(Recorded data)
+---+

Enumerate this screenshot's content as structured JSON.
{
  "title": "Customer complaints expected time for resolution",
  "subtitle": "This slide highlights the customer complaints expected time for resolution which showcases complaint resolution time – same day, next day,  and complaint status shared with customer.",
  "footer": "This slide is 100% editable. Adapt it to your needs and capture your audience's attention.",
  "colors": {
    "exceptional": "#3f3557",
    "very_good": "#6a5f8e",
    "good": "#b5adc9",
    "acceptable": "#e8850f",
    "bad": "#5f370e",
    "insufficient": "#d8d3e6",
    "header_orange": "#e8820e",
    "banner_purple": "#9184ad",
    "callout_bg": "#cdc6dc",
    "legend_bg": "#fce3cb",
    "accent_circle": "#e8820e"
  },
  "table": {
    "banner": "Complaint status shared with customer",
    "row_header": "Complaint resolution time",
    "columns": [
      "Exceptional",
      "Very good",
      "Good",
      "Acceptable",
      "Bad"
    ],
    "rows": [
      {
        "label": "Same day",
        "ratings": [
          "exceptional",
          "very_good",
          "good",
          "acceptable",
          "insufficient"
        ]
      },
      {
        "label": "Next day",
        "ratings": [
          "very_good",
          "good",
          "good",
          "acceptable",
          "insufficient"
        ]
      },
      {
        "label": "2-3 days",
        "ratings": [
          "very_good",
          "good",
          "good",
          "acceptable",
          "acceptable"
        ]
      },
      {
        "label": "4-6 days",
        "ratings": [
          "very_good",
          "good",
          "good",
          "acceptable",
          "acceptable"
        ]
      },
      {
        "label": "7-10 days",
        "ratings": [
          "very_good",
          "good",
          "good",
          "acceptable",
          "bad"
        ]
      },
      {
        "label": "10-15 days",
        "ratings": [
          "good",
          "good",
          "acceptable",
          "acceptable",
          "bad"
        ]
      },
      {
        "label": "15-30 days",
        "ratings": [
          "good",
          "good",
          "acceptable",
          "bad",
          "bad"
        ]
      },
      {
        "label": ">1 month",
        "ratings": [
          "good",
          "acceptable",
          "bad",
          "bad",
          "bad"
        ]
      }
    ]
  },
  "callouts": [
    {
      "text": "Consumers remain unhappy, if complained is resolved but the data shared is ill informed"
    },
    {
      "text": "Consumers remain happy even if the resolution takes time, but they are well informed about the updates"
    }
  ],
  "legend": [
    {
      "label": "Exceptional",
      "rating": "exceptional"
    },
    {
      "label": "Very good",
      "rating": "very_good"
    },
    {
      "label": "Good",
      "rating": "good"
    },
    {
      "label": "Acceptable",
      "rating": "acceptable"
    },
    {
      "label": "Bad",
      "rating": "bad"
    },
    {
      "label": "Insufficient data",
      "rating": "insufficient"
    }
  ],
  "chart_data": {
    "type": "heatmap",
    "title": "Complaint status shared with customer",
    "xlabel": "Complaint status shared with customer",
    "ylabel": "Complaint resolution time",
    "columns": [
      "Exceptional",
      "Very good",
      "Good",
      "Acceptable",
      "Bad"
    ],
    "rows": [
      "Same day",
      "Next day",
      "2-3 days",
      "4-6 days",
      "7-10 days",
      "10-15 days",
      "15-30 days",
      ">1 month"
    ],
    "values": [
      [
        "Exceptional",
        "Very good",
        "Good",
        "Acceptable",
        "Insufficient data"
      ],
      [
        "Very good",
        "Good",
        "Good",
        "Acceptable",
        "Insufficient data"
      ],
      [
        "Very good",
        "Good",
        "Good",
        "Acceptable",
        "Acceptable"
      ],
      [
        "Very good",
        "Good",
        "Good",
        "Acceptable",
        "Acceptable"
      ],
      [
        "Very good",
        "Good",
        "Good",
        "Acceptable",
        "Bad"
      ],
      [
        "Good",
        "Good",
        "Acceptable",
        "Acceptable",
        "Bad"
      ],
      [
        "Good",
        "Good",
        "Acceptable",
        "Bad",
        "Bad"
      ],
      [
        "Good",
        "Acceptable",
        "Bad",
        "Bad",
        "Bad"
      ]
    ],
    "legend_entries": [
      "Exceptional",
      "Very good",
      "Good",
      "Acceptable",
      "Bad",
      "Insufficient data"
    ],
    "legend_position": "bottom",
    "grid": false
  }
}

+---+

YOUR GOAL>
Go through the material and select each line with the string "days" in it.

THE RESULT>
        "label": "2-3 days",
        "label": "4-6 days",
        "label": "7-10 days",
        "label": "10-15 days",
        "label": "15-30 days",
      "2-3 days",
      "4-6 days",
      "7-10 days",
      "10-15 days",
      "15-30 days",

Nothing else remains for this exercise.